§ Exercise aim: Using the records below, count the lines with "горячую" in them. Give the number only.

══════════════════════════════

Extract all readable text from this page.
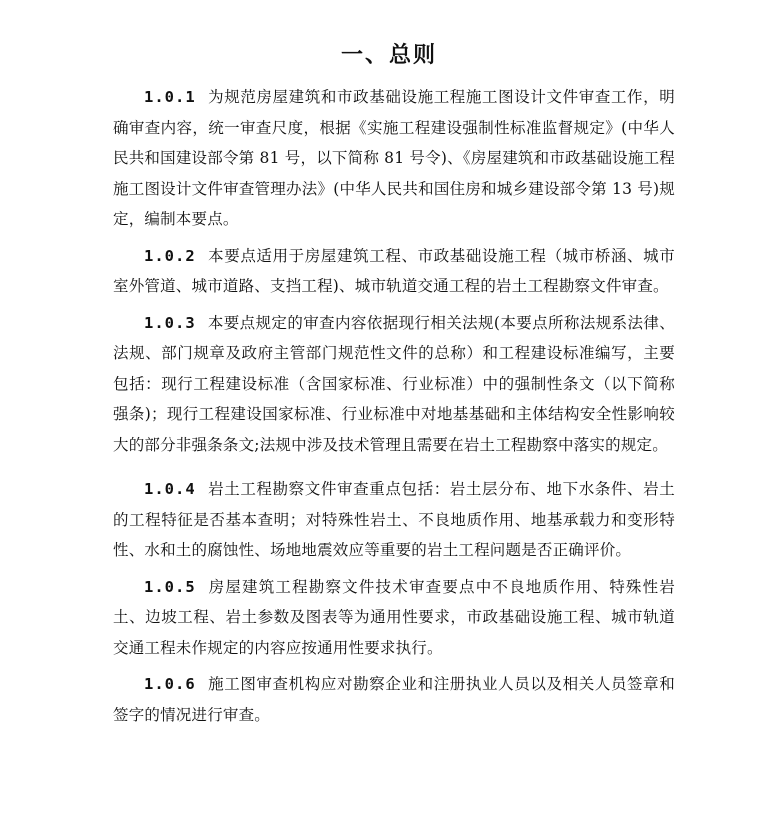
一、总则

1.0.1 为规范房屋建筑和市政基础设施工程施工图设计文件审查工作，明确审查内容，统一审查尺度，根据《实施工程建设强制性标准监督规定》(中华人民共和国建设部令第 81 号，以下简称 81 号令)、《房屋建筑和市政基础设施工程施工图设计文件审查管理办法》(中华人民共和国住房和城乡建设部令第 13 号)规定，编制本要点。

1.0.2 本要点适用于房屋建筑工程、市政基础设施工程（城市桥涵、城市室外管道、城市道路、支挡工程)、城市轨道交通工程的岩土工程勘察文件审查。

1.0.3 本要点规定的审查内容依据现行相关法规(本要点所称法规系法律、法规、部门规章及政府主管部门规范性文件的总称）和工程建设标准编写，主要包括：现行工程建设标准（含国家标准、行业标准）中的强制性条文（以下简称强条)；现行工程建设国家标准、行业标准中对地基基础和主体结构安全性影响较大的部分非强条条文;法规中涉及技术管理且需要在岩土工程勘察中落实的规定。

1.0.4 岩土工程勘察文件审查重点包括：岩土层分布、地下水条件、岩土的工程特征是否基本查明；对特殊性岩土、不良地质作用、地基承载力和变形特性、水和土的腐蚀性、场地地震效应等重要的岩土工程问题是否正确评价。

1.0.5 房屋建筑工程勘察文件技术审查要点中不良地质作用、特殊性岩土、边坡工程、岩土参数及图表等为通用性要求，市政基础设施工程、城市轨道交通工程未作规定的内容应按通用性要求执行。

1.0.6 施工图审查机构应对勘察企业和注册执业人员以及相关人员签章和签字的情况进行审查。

══════════════════════════════

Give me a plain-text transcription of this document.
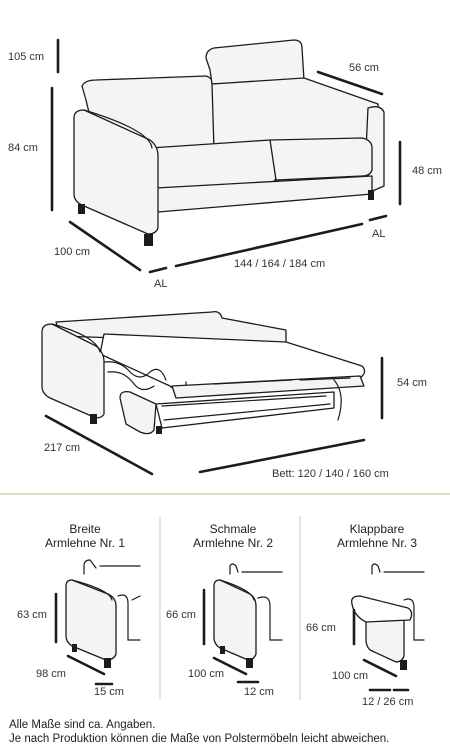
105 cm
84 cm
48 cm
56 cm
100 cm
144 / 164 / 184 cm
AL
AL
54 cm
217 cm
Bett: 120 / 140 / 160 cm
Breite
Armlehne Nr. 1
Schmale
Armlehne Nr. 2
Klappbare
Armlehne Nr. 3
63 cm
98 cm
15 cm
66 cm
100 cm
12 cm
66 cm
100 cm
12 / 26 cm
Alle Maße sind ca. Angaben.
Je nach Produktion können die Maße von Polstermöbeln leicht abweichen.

══════════════════════════════

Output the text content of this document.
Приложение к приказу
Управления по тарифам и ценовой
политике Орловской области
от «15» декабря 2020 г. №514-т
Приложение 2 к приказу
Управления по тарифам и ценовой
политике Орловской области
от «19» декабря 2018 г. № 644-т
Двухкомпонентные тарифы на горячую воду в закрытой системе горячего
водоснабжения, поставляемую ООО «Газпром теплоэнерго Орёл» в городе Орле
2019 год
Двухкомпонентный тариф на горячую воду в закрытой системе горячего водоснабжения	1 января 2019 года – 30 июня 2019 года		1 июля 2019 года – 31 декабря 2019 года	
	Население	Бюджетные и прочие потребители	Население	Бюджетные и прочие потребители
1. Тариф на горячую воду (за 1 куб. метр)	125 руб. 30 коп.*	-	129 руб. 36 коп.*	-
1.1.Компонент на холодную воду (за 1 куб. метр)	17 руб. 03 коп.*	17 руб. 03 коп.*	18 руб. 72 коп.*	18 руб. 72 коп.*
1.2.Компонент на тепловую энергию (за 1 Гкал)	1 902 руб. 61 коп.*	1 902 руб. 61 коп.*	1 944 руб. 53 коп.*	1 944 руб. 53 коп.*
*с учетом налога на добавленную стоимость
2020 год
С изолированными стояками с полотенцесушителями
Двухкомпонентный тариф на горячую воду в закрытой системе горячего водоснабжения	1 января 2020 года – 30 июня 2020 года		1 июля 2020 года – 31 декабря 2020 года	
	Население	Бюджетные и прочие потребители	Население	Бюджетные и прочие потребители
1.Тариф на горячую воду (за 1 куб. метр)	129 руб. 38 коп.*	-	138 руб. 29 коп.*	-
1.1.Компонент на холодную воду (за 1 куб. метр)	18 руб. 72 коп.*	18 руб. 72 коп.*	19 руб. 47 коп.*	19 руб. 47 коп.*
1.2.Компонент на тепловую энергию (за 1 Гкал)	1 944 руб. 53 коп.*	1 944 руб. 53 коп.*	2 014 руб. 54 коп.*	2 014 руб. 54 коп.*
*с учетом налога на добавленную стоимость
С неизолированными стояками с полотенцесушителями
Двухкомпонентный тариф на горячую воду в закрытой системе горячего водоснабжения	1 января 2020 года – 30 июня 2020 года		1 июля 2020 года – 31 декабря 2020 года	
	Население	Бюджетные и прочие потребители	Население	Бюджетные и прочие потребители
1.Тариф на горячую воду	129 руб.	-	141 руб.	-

══════════════════════════════

§ Worked solution: 7